DIRECTIVE> Every record should be written out exactly, please.
★ ★ ★ ★
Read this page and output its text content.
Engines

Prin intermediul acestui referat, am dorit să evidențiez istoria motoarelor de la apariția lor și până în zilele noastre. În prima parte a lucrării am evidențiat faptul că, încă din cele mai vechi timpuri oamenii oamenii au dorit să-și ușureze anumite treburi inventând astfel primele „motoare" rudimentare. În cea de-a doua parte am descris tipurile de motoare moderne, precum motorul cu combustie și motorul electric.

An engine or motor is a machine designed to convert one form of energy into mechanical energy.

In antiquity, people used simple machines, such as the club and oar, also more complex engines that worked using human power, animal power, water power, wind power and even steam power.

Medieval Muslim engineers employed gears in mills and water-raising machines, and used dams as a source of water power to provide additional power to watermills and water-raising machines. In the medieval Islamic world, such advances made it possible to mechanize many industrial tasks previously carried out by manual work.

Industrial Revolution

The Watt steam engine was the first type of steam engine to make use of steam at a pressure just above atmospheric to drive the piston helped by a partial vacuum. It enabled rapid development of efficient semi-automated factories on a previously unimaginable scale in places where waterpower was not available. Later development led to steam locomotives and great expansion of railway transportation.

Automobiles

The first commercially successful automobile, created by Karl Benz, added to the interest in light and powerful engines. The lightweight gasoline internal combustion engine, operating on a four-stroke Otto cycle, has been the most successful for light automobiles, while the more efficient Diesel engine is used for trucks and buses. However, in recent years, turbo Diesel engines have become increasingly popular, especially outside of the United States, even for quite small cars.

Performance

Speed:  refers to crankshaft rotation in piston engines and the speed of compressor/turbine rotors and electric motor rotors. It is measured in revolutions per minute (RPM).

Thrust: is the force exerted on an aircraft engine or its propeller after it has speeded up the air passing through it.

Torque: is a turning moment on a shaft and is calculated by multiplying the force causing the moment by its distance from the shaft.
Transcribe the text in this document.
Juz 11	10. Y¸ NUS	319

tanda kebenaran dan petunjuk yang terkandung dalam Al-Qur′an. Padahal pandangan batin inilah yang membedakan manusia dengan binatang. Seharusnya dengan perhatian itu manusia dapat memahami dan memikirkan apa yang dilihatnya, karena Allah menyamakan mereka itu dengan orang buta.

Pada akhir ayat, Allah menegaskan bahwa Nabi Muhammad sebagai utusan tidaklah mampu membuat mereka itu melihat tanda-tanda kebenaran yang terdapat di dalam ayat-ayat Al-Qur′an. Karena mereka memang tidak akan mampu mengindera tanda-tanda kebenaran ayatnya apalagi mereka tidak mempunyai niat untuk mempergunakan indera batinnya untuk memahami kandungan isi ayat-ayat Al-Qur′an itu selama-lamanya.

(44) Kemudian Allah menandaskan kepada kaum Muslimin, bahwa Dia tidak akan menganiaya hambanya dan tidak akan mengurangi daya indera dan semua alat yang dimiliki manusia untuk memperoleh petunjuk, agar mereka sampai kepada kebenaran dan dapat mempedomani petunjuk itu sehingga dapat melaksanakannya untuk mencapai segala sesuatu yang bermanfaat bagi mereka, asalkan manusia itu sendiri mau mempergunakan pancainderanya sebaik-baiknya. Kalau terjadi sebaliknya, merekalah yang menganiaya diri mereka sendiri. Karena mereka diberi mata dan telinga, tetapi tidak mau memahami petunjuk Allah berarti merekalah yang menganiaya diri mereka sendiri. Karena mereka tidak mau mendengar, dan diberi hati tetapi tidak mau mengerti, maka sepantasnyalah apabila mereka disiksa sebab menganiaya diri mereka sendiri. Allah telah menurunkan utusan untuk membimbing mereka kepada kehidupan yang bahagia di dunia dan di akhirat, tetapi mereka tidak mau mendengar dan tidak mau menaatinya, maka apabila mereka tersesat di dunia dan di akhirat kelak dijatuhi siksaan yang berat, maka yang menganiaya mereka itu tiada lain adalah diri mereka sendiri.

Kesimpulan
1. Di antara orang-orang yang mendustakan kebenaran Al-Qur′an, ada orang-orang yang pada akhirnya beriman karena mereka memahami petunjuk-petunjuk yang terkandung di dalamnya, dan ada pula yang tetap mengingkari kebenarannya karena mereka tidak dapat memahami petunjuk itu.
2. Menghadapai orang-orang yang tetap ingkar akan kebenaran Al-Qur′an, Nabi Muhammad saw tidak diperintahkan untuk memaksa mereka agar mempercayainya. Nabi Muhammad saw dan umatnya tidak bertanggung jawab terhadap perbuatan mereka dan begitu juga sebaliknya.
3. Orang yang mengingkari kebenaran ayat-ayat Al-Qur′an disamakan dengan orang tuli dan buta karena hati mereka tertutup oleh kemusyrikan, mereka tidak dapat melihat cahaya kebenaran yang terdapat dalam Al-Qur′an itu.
★ ★ ★ ★
EXERCISE RESPONSE>
Read this page and output its text content.
Engines

Prin intermediul acestui referat, am dorit să evidențiez istoria motoarelor de la apariția lor și până în zilele noastre. În prima parte a lucrării am evidențiat faptul că, încă din cele mai vechi timpuri oamenii oamenii au dorit să-și ușureze anumite treburi inventând astfel primele „motoare" rudimentare. În cea de-a doua parte am descris tipurile de motoare moderne, precum motorul cu combustie și motorul electric.

An engine or motor is a machine designed to convert one form of energy into mechanical energy.

In antiquity, people used simple machines, such as the club and oar, also more complex engines that worked using human power, animal power, water power, wind power and even steam power.

Medieval Muslim engineers employed gears in mills and water-raising machines, and used dams as a source of water power to provide additional power to watermills and water-raising machines. In the medieval Islamic world, such advances made it possible to mechanize many industrial tasks previously carried out by manual work.

Industrial Revolution

The Watt steam engine was the first type of steam engine to make use of steam at a pressure just above atmospheric to drive the piston helped by a partial vacuum. It enabled rapid development of efficient semi-automated factories on a previously unimaginable scale in places where waterpower was not available. Later development led to steam locomotives and great expansion of railway transportation.

Automobiles

The first commercially successful automobile, created by Karl Benz, added to the interest in light and powerful engines. The lightweight gasoline internal combustion engine, operating on a four-stroke Otto cycle, has been the most successful for light automobiles, while the more efficient Diesel engine is used for trucks and buses. However, in recent years, turbo Diesel engines have become increasingly popular, especially outside of the United States, even for quite small cars.

Performance

Speed:  refers to crankshaft rotation in piston engines and the speed of compressor/turbine rotors and electric motor rotors. It is measured in revolutions per minute (RPM).

Thrust: is the force exerted on an aircraft engine or its propeller after it has speeded up the air passing through it.

Torque: is a turning moment on a shaft and is calculated by multiplying the force causing the moment by its distance from the shaft.
Transcribe the text in this document.
Juz 11	10. Y¸ NUS	319

tanda kebenaran dan petunjuk yang terkandung dalam Al-Qur′an. Padahal pandangan batin inilah yang membedakan manusia dengan binatang. Seharusnya dengan perhatian itu manusia dapat memahami dan memikirkan apa yang dilihatnya, karena Allah menyamakan mereka itu dengan orang buta.

Pada akhir ayat, Allah menegaskan bahwa Nabi Muhammad sebagai utusan tidaklah mampu membuat mereka itu melihat tanda-tanda kebenaran yang terdapat di dalam ayat-ayat Al-Qur′an. Karena mereka memang tidak akan mampu mengindera tanda-tanda kebenaran ayatnya apalagi mereka tidak mempunyai niat untuk mempergunakan indera batinnya untuk memahami kandungan isi ayat-ayat Al-Qur′an itu selama-lamanya.

(44) Kemudian Allah menandaskan kepada kaum Muslimin, bahwa Dia tidak akan menganiaya hambanya dan tidak akan mengurangi daya indera dan semua alat yang dimiliki manusia untuk memperoleh petunjuk, agar mereka sampai kepada kebenaran dan dapat mempedomani petunjuk itu sehingga dapat melaksanakannya untuk mencapai segala sesuatu yang bermanfaat bagi mereka, asalkan manusia itu sendiri mau mempergunakan pancainderanya sebaik-baiknya. Kalau terjadi sebaliknya, merekalah yang menganiaya diri mereka sendiri. Karena mereka diberi mata dan telinga, tetapi tidak mau memahami petunjuk Allah berarti merekalah yang menganiaya diri mereka sendiri. Karena mereka tidak mau mendengar, dan diberi hati tetapi tidak mau mengerti, maka sepantasnyalah apabila mereka disiksa sebab menganiaya diri mereka sendiri. Allah telah menurunkan utusan untuk membimbing mereka kepada kehidupan yang bahagia di dunia dan di akhirat, tetapi mereka tidak mau mendengar dan tidak mau menaatinya, maka apabila mereka tersesat di dunia dan di akhirat kelak dijatuhi siksaan yang berat, maka yang menganiaya mereka itu tiada lain adalah diri mereka sendiri.

Kesimpulan
1. Di antara orang-orang yang mendustakan kebenaran Al-Qur′an, ada orang-orang yang pada akhirnya beriman karena mereka memahami petunjuk-petunjuk yang terkandung di dalamnya, dan ada pula yang tetap mengingkari kebenarannya karena mereka tidak dapat memahami petunjuk itu.
2. Menghadapai orang-orang yang tetap ingkar akan kebenaran Al-Qur′an, Nabi Muhammad saw tidak diperintahkan untuk memaksa mereka agar mempercayainya. Nabi Muhammad saw dan umatnya tidak bertanggung jawab terhadap perbuatan mereka dan begitu juga sebaliknya.
3. Orang yang mengingkari kebenaran ayat-ayat Al-Qur′an disamakan dengan orang tuli dan buta karena hati mereka tertutup oleh kemusyrikan, mereka tidak dapat melihat cahaya kebenaran yang terdapat dalam Al-Qur′an itu.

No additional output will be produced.